[Stored data]
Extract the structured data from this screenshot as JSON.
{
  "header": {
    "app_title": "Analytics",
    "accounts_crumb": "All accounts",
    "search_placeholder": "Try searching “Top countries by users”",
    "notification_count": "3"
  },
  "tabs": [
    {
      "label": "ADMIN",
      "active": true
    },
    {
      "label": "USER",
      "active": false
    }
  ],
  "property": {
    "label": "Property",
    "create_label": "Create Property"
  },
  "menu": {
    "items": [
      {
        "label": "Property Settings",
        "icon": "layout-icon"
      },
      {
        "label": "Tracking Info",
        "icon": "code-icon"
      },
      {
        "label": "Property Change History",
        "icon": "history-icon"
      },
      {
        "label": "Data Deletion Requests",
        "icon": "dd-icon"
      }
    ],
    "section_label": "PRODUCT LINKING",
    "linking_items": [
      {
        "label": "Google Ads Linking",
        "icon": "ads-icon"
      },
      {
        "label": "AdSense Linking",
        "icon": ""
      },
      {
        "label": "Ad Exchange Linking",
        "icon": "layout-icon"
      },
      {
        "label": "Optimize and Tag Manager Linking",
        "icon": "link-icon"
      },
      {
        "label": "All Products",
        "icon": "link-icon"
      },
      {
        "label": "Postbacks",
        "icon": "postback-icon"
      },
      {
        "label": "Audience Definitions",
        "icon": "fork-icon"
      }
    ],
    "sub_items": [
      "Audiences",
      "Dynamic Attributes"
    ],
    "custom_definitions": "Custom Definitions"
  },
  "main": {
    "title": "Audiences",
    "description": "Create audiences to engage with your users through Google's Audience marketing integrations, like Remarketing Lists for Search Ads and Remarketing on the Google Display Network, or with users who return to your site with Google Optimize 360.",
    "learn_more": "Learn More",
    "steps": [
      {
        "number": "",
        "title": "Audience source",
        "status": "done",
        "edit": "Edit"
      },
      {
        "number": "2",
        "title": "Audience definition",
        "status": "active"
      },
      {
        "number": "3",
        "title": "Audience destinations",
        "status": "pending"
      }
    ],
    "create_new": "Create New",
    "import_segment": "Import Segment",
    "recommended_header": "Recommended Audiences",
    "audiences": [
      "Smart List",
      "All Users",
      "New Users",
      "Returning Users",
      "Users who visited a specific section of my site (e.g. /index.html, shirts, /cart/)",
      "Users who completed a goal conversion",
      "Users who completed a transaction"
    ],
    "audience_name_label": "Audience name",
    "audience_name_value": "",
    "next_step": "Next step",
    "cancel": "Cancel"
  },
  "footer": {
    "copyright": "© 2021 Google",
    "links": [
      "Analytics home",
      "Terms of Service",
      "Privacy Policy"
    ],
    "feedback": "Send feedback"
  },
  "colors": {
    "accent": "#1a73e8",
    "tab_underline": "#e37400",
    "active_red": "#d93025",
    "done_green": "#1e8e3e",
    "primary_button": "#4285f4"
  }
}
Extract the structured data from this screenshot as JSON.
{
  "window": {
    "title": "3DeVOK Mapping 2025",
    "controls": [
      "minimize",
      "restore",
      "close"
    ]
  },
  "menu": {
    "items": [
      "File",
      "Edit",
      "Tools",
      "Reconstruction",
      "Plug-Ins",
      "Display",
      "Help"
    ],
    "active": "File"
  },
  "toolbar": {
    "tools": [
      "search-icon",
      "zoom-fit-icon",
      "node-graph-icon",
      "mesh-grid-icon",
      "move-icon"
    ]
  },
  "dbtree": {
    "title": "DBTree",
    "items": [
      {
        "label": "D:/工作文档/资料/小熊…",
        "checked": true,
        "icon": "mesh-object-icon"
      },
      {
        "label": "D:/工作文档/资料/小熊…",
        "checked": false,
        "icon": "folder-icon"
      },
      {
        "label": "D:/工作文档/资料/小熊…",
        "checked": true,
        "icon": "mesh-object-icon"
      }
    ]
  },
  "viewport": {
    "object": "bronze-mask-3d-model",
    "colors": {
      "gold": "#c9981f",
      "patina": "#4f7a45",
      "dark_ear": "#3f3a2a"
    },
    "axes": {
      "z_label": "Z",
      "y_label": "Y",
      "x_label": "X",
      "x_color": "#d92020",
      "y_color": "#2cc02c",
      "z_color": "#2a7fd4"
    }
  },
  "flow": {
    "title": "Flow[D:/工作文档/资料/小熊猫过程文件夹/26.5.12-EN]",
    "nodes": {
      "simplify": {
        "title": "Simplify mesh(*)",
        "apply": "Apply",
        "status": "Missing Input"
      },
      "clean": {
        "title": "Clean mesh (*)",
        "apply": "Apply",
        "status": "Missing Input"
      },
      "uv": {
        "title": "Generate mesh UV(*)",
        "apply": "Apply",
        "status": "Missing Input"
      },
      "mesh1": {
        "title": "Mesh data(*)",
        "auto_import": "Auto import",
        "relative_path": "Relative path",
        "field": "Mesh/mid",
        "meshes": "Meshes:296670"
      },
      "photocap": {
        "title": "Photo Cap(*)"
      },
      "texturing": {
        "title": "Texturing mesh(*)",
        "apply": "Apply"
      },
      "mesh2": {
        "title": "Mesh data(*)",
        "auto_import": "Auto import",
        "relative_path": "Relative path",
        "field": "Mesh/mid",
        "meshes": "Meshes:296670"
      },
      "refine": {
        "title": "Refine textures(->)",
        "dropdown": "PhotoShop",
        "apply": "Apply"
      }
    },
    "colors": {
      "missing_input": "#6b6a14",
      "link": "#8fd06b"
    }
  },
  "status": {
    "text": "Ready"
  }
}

## PROBLEM TO WORK ON:
Extract every entry in the listing word for word.

## FINISHED TASK:
Extract the structured data from this screenshot as JSON.
{
  "header": {
    "app_title": "Analytics",
    "accounts_crumb": "All accounts",
    "search_placeholder": "Try searching “Top countries by users”",
    "notification_count": "3"
  },
  "tabs": [
    {
      "label": "ADMIN",
      "active": true
    },
    {
      "label": "USER",
      "active": false
    }
  ],
  "property": {
    "label": "Property",
    "create_label": "Create Property"
  },
  "menu": {
    "items": [
      {
        "label": "Property Settings",
        "icon": "layout-icon"
      },
      {
        "label": "Tracking Info",
        "icon": "code-icon"
      },
      {
        "label": "Property Change History",
        "icon": "history-icon"
      },
      {
        "label": "Data Deletion Requests",
        "icon": "dd-icon"
      }
    ],
    "section_label": "PRODUCT LINKING",
    "linking_items": [
      {
        "label": "Google Ads Linking",
        "icon": "ads-icon"
      },
      {
        "label": "AdSense Linking",
        "icon": ""
      },
      {
        "label": "Ad Exchange Linking",
        "icon": "layout-icon"
      },
      {
        "label": "Optimize and Tag Manager Linking",
        "icon": "link-icon"
      },
      {
        "label": "All Products",
        "icon": "link-icon"
      },
      {
        "label": "Postbacks",
        "icon": "postback-icon"
      },
      {
        "label": "Audience Definitions",
        "icon": "fork-icon"
      }
    ],
    "sub_items": [
      "Audiences",
      "Dynamic Attributes"
    ],
    "custom_definitions": "Custom Definitions"
  },
  "main": {
    "title": "Audiences",
    "description": "Create audiences to engage with your users through Google's Audience marketing integrations, like Remarketing Lists for Search Ads and Remarketing on the Google Display Network, or with users who return to your site with Google Optimize 360.",
    "learn_more": "Learn More",
    "steps": [
      {
        "number": "",
        "title": "Audience source",
        "status": "done",
        "edit": "Edit"
      },
      {
        "number": "2",
        "title": "Audience definition",
        "status": "active"
      },
      {
        "number": "3",
        "title": "Audience destinations",
        "status": "pending"
      }
    ],
    "create_new": "Create New",
    "import_segment": "Import Segment",
    "recommended_header": "Recommended Audiences",
    "audiences": [
      "Smart List",
      "All Users",
      "New Users",
      "Returning Users",
      "Users who visited a specific section of my site (e.g. /index.html, shirts, /cart/)",
      "Users who completed a goal conversion",
      "Users who completed a transaction"
    ],
    "audience_name_label": "Audience name",
    "audience_name_value": "",
    "next_step": "Next step",
    "cancel": "Cancel"
  },
  "footer": {
    "copyright": "© 2021 Google",
    "links": [
      "Analytics home",
      "Terms of Service",
      "Privacy Policy"
    ],
    "feedback": "Send feedback"
  },
  "colors": {
    "accent": "#1a73e8",
    "tab_underline": "#e37400",
    "active_red": "#d93025",
    "done_green": "#1e8e3e",
    "primary_button": "#4285f4"
  }
}
Extract the structured data from this screenshot as JSON.
{
  "window": {
    "title": "3DeVOK Mapping 2025",
    "controls": [
      "minimize",
      "restore",
      "close"
    ]
  },
  "menu": {
    "items": [
      "File",
      "Edit",
      "Tools",
      "Reconstruction",
      "Plug-Ins",
      "Display",
      "Help"
    ],
    "active": "File"
  },
  "toolbar": {
    "tools": [
      "search-icon",
      "zoom-fit-icon",
      "node-graph-icon",
      "mesh-grid-icon",
      "move-icon"
    ]
  },
  "dbtree": {
    "title": "DBTree",
    "items": [
      {
        "label": "D:/工作文档/资料/小熊…",
        "checked": true,
        "icon": "mesh-object-icon"
      },
      {
        "label": "D:/工作文档/资料/小熊…",
        "checked": false,
        "icon": "folder-icon"
      },
      {
        "label": "D:/工作文档/资料/小熊…",
        "checked": true,
        "icon": "mesh-object-icon"
      }
    ]
  },
  "viewport": {
    "object": "bronze-mask-3d-model",
    "colors": {
      "gold": "#c9981f",
      "patina": "#4f7a45",
      "dark_ear": "#3f3a2a"
    },
    "axes": {
      "z_label": "Z",
      "y_label": "Y",
      "x_label": "X",
      "x_color": "#d92020",
      "y_color": "#2cc02c",
      "z_color": "#2a7fd4"
    }
  },
  "flow": {
    "title": "Flow[D:/工作文档/资料/小熊猫过程文件夹/26.5.12-EN]",
    "nodes": {
      "simplify": {
        "title": "Simplify mesh(*)",
        "apply": "Apply",
        "status": "Missing Input"
      },
      "clean": {
        "title": "Clean mesh (*)",
        "apply": "Apply",
        "status": "Missing Input"
      },
      "uv": {
        "title": "Generate mesh UV(*)",
        "apply": "Apply",
        "status": "Missing Input"
      },
      "mesh1": {
        "title": "Mesh data(*)",
        "auto_import": "Auto import",
        "relative_path": "Relative path",
        "field": "Mesh/mid",
        "meshes": "Meshes:296670"
      },
      "photocap": {
        "title": "Photo Cap(*)"
      },
      "texturing": {
        "title": "Texturing mesh(*)",
        "apply": "Apply"
      },
      "mesh2": {
        "title": "Mesh data(*)",
        "auto_import": "Auto import",
        "relative_path": "Relative path",
        "field": "Mesh/mid",
        "meshes": "Meshes:296670"
      },
      "refine": {
        "title": "Refine textures(->)",
        "dropdown": "PhotoShop",
        "apply": "Apply"
      }
    },
    "colors": {
      "missing_input": "#6b6a14",
      "link": "#8fd06b"
    }
  },
  "status": {
    "text": "Ready"
  }
}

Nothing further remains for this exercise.